**Instructions for the task**
In the records that follow, locate every line with "Stability" and extract it.
++++ Supplied entries
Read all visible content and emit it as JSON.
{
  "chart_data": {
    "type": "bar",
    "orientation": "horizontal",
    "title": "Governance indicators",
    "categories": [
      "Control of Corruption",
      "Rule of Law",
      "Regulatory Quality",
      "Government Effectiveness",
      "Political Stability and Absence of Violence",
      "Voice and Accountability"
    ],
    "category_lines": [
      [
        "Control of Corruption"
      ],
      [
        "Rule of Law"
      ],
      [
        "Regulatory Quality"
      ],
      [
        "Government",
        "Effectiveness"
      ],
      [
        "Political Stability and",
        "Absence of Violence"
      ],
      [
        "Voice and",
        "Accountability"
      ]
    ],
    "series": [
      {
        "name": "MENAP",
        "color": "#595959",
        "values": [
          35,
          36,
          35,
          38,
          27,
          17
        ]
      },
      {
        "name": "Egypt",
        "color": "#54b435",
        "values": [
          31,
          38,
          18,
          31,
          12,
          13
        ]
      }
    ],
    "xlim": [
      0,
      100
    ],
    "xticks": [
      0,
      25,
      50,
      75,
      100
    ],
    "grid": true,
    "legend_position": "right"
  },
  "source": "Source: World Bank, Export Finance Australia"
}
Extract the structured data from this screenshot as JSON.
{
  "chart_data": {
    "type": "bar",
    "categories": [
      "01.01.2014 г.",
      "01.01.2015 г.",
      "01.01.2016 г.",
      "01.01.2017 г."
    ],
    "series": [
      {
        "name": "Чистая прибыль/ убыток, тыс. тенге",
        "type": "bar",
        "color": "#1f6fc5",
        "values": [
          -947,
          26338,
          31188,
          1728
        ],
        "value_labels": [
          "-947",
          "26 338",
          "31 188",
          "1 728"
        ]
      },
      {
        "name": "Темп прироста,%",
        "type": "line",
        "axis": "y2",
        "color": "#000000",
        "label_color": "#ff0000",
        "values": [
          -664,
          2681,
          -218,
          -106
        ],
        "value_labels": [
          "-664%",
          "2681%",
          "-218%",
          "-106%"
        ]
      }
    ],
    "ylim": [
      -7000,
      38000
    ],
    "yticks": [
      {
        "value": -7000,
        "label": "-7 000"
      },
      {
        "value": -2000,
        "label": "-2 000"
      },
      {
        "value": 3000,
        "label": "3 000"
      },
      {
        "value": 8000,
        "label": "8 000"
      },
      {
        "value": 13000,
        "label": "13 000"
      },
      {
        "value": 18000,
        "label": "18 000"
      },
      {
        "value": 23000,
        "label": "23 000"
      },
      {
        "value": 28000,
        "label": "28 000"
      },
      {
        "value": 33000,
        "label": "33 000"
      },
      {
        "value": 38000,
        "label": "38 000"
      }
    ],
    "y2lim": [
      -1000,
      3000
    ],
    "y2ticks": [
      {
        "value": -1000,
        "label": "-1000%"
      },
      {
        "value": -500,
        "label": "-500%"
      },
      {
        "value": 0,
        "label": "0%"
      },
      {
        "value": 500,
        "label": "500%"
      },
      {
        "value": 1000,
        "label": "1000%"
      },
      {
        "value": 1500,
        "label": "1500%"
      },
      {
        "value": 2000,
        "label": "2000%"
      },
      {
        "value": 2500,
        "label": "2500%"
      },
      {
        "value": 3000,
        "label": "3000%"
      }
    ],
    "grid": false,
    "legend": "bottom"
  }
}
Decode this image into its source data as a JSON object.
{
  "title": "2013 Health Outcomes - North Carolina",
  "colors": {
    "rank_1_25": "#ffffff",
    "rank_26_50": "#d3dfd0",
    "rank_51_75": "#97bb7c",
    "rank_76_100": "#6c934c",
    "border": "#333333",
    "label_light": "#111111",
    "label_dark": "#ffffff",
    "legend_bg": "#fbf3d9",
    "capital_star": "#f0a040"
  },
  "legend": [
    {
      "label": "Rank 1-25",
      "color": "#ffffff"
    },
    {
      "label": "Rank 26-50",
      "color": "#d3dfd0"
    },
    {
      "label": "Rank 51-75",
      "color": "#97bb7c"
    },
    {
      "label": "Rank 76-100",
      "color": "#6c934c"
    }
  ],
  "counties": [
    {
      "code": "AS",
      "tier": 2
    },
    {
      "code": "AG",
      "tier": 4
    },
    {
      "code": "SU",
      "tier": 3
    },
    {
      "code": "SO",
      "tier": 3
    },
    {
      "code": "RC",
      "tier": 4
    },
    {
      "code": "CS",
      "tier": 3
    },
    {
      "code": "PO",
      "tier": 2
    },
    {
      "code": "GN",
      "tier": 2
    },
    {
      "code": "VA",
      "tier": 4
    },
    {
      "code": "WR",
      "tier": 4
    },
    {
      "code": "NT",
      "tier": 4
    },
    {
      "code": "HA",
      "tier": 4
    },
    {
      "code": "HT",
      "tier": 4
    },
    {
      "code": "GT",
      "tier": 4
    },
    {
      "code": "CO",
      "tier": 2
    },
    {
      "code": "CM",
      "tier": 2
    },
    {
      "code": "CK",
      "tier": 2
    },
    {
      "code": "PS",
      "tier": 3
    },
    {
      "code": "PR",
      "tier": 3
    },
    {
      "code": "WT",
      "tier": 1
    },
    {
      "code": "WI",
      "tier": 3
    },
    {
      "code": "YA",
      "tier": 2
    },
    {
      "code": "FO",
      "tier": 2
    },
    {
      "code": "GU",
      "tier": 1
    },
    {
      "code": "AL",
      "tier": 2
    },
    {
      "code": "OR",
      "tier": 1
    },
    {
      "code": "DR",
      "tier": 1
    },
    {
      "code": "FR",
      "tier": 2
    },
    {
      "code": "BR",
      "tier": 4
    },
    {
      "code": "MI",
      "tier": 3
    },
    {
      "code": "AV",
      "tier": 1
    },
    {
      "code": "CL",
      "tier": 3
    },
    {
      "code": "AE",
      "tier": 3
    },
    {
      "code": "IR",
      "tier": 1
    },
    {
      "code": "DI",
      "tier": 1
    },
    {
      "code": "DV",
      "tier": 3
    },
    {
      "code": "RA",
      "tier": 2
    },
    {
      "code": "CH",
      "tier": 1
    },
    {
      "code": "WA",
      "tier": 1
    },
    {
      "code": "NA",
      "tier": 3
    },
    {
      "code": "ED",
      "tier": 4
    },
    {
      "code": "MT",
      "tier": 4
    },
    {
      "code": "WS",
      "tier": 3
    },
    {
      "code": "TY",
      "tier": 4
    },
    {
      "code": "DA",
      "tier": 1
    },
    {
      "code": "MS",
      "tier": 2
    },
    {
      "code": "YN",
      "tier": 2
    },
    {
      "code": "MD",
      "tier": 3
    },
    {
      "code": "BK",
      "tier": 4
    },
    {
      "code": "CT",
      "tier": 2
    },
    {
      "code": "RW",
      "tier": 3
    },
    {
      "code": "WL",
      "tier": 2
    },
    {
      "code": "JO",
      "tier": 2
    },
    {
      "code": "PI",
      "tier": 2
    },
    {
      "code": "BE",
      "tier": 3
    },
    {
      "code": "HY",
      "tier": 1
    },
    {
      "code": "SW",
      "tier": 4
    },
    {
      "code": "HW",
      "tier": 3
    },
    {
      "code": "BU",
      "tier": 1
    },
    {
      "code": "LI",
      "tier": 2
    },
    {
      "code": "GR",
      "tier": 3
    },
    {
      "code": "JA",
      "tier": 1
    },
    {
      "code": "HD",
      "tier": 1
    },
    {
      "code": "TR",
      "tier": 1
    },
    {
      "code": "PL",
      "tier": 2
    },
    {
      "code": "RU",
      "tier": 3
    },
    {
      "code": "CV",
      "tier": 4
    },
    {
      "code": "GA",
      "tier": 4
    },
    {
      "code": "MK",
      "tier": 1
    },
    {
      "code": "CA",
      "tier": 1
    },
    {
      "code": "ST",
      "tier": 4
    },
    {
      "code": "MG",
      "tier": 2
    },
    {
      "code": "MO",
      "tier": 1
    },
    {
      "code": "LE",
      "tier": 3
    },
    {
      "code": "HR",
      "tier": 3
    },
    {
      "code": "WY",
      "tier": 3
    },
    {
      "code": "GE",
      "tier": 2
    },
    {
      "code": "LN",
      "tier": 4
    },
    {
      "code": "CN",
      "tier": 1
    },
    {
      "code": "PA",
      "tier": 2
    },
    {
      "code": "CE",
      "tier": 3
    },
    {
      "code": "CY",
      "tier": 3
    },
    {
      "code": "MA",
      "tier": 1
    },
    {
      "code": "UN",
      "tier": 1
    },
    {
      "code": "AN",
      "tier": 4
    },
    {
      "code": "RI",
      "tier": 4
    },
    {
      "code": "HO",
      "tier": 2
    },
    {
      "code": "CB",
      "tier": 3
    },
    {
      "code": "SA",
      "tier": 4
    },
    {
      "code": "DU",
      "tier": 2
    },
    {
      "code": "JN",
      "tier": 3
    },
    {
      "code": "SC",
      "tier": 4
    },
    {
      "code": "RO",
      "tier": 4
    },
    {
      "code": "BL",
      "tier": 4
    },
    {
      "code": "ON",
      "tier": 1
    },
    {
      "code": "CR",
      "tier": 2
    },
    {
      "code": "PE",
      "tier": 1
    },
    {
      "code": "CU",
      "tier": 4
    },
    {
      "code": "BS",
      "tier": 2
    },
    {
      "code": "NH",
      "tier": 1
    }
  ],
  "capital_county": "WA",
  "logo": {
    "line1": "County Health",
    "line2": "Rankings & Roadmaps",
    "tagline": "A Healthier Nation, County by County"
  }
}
++++++++
++++ Supplied entries
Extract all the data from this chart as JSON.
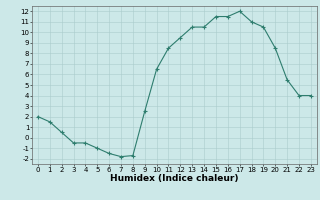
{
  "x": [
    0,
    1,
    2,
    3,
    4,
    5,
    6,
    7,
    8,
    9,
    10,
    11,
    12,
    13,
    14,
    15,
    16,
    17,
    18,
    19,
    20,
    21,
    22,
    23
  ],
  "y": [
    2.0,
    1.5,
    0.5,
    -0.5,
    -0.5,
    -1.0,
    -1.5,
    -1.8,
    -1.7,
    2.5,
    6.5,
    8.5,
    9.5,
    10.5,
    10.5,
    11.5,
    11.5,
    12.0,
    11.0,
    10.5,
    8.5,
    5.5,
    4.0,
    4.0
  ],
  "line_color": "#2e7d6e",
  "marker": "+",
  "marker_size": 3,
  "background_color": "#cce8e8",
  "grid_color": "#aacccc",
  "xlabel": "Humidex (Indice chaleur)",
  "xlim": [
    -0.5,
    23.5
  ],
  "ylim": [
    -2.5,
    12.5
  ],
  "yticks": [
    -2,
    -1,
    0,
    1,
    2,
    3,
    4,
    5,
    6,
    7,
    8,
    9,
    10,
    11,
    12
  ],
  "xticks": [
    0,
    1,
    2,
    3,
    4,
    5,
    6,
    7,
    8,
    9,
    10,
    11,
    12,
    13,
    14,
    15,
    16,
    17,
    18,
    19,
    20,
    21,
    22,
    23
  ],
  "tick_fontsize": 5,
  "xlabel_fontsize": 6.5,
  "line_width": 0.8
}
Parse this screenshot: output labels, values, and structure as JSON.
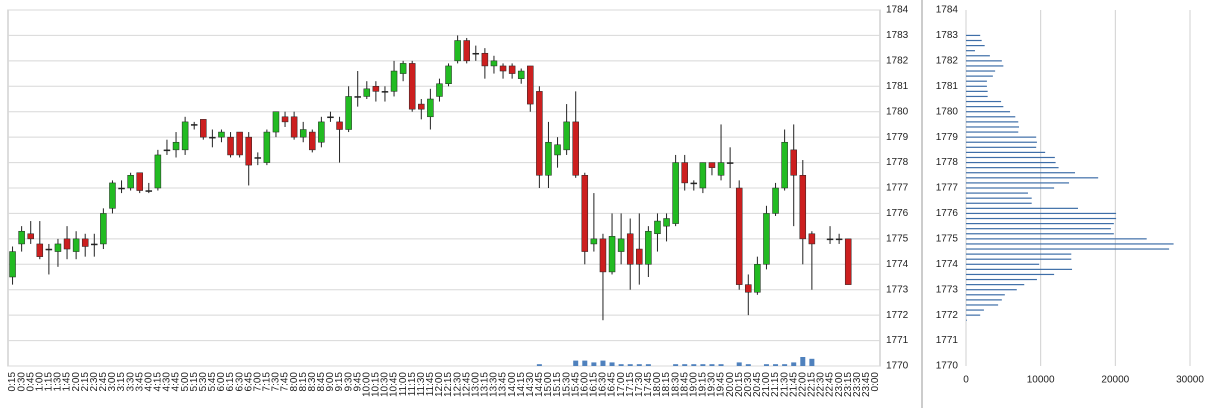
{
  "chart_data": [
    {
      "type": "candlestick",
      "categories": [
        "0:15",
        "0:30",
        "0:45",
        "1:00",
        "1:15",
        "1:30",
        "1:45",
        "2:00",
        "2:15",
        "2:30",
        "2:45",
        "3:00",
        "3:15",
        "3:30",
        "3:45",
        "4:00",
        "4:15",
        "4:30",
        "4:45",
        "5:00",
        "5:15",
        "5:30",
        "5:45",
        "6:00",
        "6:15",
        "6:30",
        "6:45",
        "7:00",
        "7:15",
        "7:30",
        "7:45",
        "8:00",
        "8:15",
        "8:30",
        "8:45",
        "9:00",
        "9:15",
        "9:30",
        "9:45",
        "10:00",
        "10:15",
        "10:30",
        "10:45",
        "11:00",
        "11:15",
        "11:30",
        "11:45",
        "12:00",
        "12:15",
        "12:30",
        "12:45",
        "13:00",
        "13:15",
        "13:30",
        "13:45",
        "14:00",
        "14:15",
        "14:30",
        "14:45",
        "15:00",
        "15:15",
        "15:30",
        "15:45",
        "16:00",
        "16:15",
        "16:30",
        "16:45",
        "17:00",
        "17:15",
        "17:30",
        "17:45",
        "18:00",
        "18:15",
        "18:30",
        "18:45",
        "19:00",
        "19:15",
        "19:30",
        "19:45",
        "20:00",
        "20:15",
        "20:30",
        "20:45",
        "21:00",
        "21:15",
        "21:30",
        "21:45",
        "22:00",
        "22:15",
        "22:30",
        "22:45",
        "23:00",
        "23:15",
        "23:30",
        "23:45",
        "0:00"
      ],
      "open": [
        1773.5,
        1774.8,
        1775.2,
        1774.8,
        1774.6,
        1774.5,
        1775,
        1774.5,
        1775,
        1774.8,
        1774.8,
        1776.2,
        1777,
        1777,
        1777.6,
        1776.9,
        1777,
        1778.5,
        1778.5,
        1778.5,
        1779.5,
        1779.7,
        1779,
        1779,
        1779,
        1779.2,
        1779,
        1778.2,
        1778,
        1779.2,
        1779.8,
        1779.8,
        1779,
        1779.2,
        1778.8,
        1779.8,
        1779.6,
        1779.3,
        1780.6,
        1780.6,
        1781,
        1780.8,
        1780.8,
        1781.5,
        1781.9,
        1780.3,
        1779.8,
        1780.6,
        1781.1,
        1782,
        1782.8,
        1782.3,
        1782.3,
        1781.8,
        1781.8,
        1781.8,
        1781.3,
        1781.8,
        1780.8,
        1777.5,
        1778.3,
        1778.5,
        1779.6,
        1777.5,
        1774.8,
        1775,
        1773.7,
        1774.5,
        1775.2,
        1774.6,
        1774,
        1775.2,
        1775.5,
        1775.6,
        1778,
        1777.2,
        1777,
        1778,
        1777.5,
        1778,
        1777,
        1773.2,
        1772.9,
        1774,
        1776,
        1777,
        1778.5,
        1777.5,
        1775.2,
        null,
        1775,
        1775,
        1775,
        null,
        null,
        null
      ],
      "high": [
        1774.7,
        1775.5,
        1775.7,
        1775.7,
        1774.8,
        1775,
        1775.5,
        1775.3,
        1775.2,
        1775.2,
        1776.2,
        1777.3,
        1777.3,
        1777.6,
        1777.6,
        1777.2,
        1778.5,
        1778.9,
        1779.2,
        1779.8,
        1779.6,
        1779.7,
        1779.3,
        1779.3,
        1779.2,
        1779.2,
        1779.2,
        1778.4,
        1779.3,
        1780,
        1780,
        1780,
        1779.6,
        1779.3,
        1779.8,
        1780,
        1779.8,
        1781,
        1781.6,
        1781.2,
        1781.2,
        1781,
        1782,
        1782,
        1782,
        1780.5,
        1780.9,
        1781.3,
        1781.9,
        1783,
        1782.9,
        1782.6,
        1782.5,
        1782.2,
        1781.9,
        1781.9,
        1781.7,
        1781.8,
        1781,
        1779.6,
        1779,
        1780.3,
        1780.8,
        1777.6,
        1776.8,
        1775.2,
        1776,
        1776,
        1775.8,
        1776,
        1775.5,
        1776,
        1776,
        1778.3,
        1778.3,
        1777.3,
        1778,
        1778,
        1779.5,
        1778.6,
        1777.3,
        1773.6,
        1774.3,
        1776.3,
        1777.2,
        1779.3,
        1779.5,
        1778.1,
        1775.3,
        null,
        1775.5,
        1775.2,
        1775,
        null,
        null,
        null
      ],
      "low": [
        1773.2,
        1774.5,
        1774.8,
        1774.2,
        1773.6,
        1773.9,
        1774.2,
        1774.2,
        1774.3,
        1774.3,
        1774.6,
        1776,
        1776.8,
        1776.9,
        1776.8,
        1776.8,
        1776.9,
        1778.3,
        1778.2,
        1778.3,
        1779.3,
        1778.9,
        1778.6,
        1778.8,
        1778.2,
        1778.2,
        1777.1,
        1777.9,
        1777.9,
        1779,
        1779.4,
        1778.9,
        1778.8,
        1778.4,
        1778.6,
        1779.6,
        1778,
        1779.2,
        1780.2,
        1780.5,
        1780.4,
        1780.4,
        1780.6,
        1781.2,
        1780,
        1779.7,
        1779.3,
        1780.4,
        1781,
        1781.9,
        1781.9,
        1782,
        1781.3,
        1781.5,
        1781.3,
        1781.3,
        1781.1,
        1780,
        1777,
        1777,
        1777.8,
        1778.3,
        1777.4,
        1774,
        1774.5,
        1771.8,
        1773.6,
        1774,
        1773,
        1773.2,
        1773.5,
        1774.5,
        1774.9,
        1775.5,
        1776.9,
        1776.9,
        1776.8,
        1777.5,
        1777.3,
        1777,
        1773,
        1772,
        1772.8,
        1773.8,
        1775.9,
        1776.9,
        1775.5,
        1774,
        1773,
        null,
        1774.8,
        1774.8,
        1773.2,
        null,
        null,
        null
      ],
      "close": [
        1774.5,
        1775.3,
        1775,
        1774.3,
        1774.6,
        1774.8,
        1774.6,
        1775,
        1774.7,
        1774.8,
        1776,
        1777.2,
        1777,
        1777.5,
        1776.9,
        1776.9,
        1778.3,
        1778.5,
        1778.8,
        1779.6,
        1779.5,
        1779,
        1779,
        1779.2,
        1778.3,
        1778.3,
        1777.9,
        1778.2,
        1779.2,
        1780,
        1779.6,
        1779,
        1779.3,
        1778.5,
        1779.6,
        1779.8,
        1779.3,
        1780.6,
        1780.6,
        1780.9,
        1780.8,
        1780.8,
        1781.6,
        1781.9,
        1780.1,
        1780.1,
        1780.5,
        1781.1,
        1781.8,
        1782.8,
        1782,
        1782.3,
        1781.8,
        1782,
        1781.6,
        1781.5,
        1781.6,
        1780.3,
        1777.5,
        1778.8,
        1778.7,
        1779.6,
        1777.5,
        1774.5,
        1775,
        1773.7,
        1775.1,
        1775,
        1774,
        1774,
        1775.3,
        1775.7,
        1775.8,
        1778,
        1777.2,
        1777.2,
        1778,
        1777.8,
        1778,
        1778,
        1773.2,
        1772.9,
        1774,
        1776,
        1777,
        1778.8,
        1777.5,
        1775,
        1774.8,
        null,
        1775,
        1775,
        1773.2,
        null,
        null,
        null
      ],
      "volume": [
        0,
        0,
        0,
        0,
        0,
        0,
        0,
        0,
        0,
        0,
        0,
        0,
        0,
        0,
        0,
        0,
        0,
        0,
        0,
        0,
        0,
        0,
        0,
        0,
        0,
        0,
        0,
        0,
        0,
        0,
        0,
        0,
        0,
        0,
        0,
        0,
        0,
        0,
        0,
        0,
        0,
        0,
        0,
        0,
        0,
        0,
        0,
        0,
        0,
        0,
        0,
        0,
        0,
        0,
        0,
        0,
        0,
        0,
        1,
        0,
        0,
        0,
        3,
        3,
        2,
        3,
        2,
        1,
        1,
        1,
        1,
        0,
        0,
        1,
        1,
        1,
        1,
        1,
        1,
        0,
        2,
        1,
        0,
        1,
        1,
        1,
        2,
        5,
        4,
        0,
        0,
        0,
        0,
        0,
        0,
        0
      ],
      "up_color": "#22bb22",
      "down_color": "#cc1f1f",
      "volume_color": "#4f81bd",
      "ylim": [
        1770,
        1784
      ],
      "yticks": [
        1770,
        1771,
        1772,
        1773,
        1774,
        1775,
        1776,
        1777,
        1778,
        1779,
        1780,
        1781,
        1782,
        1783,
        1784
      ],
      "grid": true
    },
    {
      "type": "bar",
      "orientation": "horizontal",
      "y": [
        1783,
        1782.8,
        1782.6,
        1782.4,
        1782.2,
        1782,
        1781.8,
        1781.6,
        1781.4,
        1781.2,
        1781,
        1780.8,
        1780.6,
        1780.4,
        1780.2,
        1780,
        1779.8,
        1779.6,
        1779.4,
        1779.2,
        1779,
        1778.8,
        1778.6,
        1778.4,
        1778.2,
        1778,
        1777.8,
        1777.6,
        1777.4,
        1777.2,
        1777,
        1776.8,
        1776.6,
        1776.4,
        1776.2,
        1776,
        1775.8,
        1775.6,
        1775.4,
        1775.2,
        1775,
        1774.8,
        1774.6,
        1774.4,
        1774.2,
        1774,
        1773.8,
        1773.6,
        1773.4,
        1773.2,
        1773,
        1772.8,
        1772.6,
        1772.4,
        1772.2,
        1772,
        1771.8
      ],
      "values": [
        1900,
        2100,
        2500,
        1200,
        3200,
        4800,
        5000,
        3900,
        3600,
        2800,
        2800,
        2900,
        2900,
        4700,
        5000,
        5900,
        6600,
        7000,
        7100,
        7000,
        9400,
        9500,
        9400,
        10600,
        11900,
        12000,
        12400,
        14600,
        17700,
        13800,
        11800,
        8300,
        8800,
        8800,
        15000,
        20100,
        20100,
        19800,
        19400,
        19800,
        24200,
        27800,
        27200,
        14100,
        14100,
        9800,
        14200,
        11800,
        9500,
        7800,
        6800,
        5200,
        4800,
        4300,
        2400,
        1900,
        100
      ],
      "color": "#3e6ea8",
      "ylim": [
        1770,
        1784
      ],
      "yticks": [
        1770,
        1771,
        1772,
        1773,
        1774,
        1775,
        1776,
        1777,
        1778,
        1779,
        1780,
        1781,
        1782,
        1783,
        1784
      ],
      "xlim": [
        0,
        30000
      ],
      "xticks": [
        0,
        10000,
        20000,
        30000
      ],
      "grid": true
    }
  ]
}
++++++++
**Response to this task**
      "Political Stability and Absence of Violence",
        "Political Stability and",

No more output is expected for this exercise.